Another way to do it would involve changing the colorkey pixels alpha to zero. Then when you draw a sprite, draw a colored quad first and the sprite over it. The only problem with this is if you already had any transparency going on.
Dirk =[Scarab]= Gerrits
The problem with copying textures is I could have like 8 copys of a texture. Add that up for every frame of every animation and thats a hell of a lot of memory. And your other method wouldn''t work ether cause I already use the transparentsy.
You're using sprites, right? Here's an idea.

For each unit, you draw three images:
1 - Base color map
2 - Grayscale team color map
3 - Shading map

The first one, the base color map, can be explained as follows. Let's say you have your unit drawn. Using some program, break it down into HSB channels. Color the entire B channel with "middle gray" and save the resulting image. This image contains only color and saturation information.

The second one, the grayscale team color map, is really the alpha channel. Let's say you have a footman with a shield, and on that shield you have a large "X" that you want to be colored according to the team that footman is on. In this image, you leave the entire image black except for a large white "X" in the spot that the shield would be.

The third one, the shading map, is grayscale as well. This is the "B" channel from the aforementioned unit graphic.

To draw the unit, first draw a quad using the the base color map as a texture. Use a color key or alpha channel. Then draw a single-color quad (with vertex colors corresponding to the team colors) using the team color map as an alpha channel. This is your second rendering pass. For the third pass, draw the shading map using a multiplicative blend mode the same way you would a lightmap.

Hopefully, you can see what I'm envisioning here.

I know this sounds like a lot of work, but almost all of it except the drawing of the team color map could be automated, so I think it shouldn't be too difficult.

If you are using 3d models instead of sprites, then you can use the same multipass technique but with UV mapped "skins" instead of sprites.

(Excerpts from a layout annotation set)
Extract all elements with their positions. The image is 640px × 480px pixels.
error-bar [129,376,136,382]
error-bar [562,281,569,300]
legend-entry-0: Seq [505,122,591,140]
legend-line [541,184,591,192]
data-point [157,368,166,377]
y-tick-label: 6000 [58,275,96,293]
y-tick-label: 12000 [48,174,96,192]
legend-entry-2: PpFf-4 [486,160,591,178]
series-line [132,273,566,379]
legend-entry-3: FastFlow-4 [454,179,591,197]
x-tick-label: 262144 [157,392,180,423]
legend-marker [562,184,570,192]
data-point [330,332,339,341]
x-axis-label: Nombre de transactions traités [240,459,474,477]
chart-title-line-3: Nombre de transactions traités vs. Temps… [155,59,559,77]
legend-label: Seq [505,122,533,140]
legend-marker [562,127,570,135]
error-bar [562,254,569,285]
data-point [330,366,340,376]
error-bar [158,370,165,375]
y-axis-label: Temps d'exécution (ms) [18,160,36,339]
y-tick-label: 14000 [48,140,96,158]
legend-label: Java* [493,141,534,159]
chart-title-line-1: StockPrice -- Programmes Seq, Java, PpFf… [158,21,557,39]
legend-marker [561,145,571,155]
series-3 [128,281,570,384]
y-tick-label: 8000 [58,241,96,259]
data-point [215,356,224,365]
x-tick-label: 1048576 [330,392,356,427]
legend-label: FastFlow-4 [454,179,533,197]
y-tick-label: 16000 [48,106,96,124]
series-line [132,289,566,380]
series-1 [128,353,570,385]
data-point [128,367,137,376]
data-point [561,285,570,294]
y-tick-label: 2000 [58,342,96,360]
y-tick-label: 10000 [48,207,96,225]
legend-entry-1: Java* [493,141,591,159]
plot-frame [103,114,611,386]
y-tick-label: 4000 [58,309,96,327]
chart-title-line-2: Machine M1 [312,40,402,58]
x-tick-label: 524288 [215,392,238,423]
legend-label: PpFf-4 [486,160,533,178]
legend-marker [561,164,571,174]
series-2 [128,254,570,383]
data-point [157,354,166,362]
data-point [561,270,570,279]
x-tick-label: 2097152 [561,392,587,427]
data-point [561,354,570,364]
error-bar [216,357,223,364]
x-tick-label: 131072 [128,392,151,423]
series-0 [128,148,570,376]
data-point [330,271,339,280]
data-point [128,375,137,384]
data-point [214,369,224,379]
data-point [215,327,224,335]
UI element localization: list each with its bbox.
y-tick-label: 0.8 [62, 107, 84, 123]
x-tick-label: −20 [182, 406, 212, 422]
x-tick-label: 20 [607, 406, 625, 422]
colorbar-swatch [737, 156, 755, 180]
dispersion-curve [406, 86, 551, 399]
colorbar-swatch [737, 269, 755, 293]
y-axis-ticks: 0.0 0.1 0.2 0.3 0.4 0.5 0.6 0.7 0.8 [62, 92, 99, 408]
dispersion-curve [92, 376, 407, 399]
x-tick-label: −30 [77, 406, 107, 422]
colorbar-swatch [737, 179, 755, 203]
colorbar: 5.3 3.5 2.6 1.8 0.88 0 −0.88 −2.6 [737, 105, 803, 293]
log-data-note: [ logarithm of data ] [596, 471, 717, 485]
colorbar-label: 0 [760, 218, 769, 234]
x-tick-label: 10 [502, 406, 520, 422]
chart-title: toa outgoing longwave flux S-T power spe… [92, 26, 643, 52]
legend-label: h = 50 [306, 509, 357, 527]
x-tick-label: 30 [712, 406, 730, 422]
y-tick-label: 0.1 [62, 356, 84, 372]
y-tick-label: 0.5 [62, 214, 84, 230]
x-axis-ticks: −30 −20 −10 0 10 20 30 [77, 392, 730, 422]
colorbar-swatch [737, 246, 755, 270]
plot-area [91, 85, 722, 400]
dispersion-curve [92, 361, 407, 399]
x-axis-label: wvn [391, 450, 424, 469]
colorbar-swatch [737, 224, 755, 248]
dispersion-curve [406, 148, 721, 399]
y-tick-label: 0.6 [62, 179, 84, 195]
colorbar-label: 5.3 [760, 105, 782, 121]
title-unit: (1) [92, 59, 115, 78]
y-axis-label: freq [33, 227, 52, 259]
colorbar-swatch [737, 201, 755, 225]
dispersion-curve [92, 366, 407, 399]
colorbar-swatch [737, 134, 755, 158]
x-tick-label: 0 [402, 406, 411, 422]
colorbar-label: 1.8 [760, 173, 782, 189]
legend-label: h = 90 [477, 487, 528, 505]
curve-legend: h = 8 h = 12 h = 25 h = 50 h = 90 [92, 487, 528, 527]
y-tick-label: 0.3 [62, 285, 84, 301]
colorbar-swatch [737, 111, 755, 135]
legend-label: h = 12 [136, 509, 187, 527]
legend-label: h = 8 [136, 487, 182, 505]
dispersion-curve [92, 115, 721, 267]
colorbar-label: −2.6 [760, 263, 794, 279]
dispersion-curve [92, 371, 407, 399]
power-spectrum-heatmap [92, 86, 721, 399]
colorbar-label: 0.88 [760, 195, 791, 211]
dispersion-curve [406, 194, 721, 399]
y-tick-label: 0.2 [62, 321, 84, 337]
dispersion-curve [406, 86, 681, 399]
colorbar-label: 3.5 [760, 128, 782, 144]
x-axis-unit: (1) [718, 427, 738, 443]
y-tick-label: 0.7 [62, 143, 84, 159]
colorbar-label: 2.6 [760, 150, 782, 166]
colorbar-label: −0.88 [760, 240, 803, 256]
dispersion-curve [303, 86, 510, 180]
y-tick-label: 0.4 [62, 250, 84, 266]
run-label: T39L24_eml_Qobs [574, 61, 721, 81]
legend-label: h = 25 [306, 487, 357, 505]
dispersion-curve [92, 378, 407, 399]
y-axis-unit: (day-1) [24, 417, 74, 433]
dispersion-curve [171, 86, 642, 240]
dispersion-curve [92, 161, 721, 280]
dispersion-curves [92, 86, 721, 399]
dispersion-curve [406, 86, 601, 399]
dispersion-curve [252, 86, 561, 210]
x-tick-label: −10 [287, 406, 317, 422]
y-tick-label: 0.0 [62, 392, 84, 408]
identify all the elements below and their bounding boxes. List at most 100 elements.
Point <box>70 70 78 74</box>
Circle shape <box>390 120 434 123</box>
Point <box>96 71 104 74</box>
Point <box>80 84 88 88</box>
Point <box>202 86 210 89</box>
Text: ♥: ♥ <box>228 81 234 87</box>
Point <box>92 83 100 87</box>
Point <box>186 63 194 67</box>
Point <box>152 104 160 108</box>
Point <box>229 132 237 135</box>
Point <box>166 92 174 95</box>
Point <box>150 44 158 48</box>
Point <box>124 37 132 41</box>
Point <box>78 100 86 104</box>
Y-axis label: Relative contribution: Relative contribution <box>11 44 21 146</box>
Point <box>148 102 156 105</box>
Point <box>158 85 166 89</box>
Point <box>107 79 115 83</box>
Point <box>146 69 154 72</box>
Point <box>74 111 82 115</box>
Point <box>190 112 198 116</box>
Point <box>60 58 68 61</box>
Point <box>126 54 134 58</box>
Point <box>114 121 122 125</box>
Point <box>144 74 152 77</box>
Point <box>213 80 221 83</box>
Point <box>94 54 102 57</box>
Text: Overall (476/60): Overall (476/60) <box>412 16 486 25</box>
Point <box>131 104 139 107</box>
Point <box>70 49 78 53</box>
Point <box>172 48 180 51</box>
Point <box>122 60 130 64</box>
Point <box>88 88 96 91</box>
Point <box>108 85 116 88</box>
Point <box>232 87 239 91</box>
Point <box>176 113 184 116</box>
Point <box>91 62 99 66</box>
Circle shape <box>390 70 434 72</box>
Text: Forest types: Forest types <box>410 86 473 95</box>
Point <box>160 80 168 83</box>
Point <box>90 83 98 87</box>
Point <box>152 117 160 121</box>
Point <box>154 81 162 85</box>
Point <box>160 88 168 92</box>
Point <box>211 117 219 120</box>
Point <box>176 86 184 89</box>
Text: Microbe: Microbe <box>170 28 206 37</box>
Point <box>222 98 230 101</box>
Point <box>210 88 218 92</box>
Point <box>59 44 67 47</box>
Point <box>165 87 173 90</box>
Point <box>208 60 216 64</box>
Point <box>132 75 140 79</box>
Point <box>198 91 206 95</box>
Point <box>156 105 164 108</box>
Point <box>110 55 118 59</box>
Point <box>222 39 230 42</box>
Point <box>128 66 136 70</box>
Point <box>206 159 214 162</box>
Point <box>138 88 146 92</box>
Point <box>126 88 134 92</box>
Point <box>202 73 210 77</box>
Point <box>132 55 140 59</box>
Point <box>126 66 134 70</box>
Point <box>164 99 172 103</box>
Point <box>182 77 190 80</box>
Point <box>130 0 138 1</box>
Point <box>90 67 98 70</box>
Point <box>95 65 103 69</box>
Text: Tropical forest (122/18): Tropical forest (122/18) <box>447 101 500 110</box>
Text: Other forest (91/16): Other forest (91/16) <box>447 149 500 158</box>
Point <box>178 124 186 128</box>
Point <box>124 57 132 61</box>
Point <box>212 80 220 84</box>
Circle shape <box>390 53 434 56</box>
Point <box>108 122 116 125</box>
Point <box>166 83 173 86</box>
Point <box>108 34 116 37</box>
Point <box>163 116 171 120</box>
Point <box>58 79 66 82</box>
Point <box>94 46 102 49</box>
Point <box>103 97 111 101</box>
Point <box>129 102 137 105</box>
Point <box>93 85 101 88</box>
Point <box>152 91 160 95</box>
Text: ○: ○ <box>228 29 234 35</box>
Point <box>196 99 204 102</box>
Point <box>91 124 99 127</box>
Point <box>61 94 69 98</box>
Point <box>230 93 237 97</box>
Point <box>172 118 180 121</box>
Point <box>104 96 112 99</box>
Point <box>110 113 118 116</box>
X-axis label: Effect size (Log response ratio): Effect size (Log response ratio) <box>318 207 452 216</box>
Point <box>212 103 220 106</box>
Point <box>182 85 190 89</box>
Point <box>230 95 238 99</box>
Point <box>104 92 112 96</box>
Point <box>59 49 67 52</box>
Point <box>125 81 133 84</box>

• [Task list]:
(1) Duplicate the part of the sprite-coloring discussion above that opens with the words containing "The second one, the" and closes with "shield would be.".
(2) Decide whether each statement agrees with the sprite-coloring discussion above, answering yes or no and quoting the words that settle it: (a) The shading map is drawn with a multiplicative blend mode. (b) The base color map keeps the unit's original B channel. (c) The drawing of the team color map could be automated.

• [The replies]:
(1)
The second one, the grayscale team color map, is really the alpha channel. Let's say you have a footman with a shield, and on that shield you have a large "X" that you want to be colored according to the team that footman is on. In this image, you leave the entire image black except for a large white "X" in the spot that the shield would be.

(2)
(a) Yes: "For the third pass, draw the shading map using a multiplicative blend mode the same way you would a lightmap."
(b) No: "Color the entire B channel with "middle gray" and save the resulting image."
(c) No: "almost all of it except the drawing of the team color map could be automated"